Data items
┌──
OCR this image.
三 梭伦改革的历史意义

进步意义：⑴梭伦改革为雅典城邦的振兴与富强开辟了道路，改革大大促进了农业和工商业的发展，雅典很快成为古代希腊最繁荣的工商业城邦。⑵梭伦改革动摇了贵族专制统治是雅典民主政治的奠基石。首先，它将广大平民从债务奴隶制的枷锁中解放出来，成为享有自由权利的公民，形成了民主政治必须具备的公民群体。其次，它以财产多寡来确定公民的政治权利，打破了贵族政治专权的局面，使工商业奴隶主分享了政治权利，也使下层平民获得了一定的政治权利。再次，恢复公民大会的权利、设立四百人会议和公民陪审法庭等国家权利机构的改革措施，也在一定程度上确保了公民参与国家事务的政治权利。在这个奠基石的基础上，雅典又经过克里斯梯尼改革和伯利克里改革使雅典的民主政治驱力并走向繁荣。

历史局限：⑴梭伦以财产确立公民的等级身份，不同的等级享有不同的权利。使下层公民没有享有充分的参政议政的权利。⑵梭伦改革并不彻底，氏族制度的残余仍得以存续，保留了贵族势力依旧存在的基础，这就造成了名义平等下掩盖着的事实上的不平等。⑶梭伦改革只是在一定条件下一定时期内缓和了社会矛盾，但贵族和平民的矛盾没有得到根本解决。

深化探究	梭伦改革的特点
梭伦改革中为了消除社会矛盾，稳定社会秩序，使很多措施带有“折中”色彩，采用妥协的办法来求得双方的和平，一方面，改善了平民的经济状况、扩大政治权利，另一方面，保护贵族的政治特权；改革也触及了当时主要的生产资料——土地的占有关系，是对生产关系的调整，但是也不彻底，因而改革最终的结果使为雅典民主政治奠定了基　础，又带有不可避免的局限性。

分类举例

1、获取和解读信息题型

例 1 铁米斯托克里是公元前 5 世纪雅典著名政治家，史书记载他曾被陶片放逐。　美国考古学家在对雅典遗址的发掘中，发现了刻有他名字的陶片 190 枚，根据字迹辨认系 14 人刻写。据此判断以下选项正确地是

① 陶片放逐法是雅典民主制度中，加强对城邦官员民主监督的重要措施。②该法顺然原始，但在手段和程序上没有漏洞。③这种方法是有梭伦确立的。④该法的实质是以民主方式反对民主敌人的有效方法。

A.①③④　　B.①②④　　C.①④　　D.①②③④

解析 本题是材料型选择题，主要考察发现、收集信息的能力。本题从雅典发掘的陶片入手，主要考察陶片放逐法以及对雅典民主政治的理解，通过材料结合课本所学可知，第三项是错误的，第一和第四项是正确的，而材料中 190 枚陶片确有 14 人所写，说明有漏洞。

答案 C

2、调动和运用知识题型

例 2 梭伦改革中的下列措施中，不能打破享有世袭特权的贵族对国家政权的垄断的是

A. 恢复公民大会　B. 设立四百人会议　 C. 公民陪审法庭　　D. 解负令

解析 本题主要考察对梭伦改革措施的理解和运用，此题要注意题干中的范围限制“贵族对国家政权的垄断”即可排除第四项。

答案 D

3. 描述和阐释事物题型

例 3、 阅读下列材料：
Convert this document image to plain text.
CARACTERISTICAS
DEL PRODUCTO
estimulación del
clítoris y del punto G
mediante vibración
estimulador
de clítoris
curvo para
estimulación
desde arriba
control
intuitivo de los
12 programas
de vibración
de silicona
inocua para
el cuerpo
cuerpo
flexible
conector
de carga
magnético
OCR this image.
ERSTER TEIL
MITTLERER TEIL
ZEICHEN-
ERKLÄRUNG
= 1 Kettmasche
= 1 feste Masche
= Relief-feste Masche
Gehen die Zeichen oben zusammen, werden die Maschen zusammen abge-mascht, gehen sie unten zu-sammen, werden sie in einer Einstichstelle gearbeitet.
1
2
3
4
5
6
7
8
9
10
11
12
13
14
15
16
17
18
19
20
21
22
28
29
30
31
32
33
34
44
└──
» Directive
Send back all of the entries exactly, with nothing missing.

» Response for this exercise
OCR this image.
三 梭伦改革的历史意义

进步意义：⑴梭伦改革为雅典城邦的振兴与富强开辟了道路，改革大大促进了农业和工商业的发展，雅典很快成为古代希腊最繁荣的工商业城邦。⑵梭伦改革动摇了贵族专制统治是雅典民主政治的奠基石。首先，它将广大平民从债务奴隶制的枷锁中解放出来，成为享有自由权利的公民，形成了民主政治必须具备的公民群体。其次，它以财产多寡来确定公民的政治权利，打破了贵族政治专权的局面，使工商业奴隶主分享了政治权利，也使下层平民获得了一定的政治权利。再次，恢复公民大会的权利、设立四百人会议和公民陪审法庭等国家权利机构的改革措施，也在一定程度上确保了公民参与国家事务的政治权利。在这个奠基石的基础上，雅典又经过克里斯梯尼改革和伯利克里改革使雅典的民主政治驱力并走向繁荣。

历史局限：⑴梭伦以财产确立公民的等级身份，不同的等级享有不同的权利。使下层公民没有享有充分的参政议政的权利。⑵梭伦改革并不彻底，氏族制度的残余仍得以存续，保留了贵族势力依旧存在的基础，这就造成了名义平等下掩盖着的事实上的不平等。⑶梭伦改革只是在一定条件下一定时期内缓和了社会矛盾，但贵族和平民的矛盾没有得到根本解决。

深化探究	梭伦改革的特点
梭伦改革中为了消除社会矛盾，稳定社会秩序，使很多措施带有“折中”色彩，采用妥协的办法来求得双方的和平，一方面，改善了平民的经济状况、扩大政治权利，另一方面，保护贵族的政治特权；改革也触及了当时主要的生产资料——土地的占有关系，是对生产关系的调整，但是也不彻底，因而改革最终的结果使为雅典民主政治奠定了基　础，又带有不可避免的局限性。

分类举例

1、获取和解读信息题型

例 1 铁米斯托克里是公元前 5 世纪雅典著名政治家，史书记载他曾被陶片放逐。　美国考古学家在对雅典遗址的发掘中，发现了刻有他名字的陶片 190 枚，根据字迹辨认系 14 人刻写。据此判断以下选项正确地是

① 陶片放逐法是雅典民主制度中，加强对城邦官员民主监督的重要措施。②该法顺然原始，但在手段和程序上没有漏洞。③这种方法是有梭伦确立的。④该法的实质是以民主方式反对民主敌人的有效方法。

A.①③④　　B.①②④　　C.①④　　D.①②③④

解析 本题是材料型选择题，主要考察发现、收集信息的能力。本题从雅典发掘的陶片入手，主要考察陶片放逐法以及对雅典民主政治的理解，通过材料结合课本所学可知，第三项是错误的，第一和第四项是正确的，而材料中 190 枚陶片确有 14 人所写，说明有漏洞。

答案 C

2、调动和运用知识题型

例 2 梭伦改革中的下列措施中，不能打破享有世袭特权的贵族对国家政权的垄断的是

A. 恢复公民大会　B. 设立四百人会议　 C. 公民陪审法庭　　D. 解负令

解析 本题主要考察对梭伦改革措施的理解和运用，此题要注意题干中的范围限制“贵族对国家政权的垄断”即可排除第四项。

答案 D

3. 描述和阐释事物题型

例 3、 阅读下列材料：
Convert this document image to plain text.
CARACTERISTICAS
DEL PRODUCTO
estimulación del
clítoris y del punto G
mediante vibración
estimulador
de clítoris
curvo para
estimulación
desde arriba
control
intuitivo de los
12 programas
de vibración
de silicona
inocua para
el cuerpo
cuerpo
flexible
conector
de carga
magnético
OCR this image.
ERSTER TEIL
MITTLERER TEIL
ZEICHEN-
ERKLÄRUNG
= 1 Kettmasche
= 1 feste Masche
= Relief-feste Masche
Gehen die Zeichen oben zusammen, werden die Maschen zusammen abge-mascht, gehen sie unten zu-sammen, werden sie in einer Einstichstelle gearbeitet.
1
2
3
4
5
6
7
8
9
10
11
12
13
14
15
16
17
18
19
20
21
22
28
29
30
31
32
33
34
44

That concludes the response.